## PROVIDED DATA
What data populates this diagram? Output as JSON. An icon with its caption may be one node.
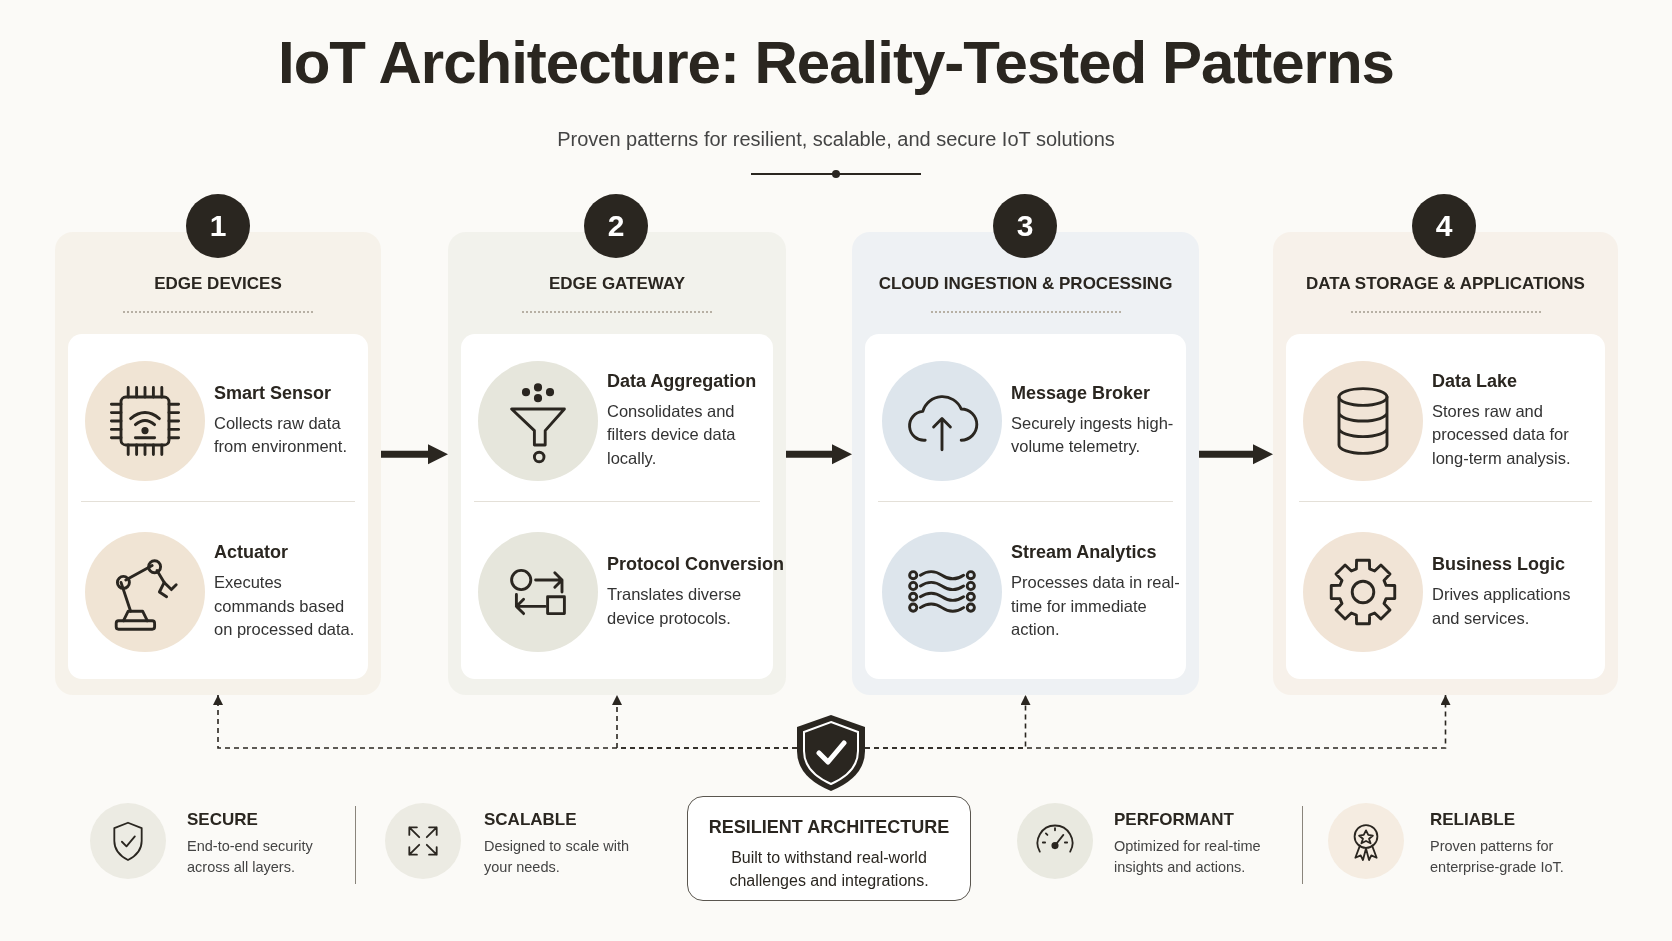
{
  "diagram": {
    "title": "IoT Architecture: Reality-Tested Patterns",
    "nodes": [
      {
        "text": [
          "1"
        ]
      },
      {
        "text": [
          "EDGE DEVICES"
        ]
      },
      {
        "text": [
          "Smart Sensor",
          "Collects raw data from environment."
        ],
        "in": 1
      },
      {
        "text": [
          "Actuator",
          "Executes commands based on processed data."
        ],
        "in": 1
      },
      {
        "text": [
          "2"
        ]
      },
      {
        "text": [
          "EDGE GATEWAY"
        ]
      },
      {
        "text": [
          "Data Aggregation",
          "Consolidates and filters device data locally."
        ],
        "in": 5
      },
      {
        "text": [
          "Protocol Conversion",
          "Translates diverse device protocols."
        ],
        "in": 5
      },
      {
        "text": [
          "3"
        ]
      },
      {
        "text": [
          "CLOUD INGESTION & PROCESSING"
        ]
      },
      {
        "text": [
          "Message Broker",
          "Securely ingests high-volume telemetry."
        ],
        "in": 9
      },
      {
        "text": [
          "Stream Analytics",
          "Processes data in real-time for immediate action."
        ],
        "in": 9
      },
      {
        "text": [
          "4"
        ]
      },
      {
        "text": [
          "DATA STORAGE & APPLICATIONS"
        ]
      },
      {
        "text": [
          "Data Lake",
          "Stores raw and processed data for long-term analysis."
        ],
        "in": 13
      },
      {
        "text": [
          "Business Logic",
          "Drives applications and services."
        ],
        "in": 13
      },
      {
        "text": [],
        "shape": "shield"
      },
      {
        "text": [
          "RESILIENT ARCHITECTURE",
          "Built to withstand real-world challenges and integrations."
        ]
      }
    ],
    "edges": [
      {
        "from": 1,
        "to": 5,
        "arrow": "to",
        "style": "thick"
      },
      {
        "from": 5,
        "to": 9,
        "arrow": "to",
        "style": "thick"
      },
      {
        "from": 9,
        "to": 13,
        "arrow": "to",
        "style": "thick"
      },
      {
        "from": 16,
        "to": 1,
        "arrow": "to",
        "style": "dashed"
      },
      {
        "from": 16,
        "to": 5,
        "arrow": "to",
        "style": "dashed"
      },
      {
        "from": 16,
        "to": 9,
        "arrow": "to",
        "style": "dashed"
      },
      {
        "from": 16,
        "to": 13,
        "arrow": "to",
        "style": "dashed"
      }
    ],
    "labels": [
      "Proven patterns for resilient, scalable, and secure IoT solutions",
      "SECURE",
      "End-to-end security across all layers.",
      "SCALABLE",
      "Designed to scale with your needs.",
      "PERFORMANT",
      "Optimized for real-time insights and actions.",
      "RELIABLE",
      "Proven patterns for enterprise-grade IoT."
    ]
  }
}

## AIM OF THE TASK
From the entries, copy out each line containing the word "Proven".

## ANSWER
      "Proven patterns for resilient, scalable, and secure IoT solutions",
      "Proven patterns for enterprise-grade IoT."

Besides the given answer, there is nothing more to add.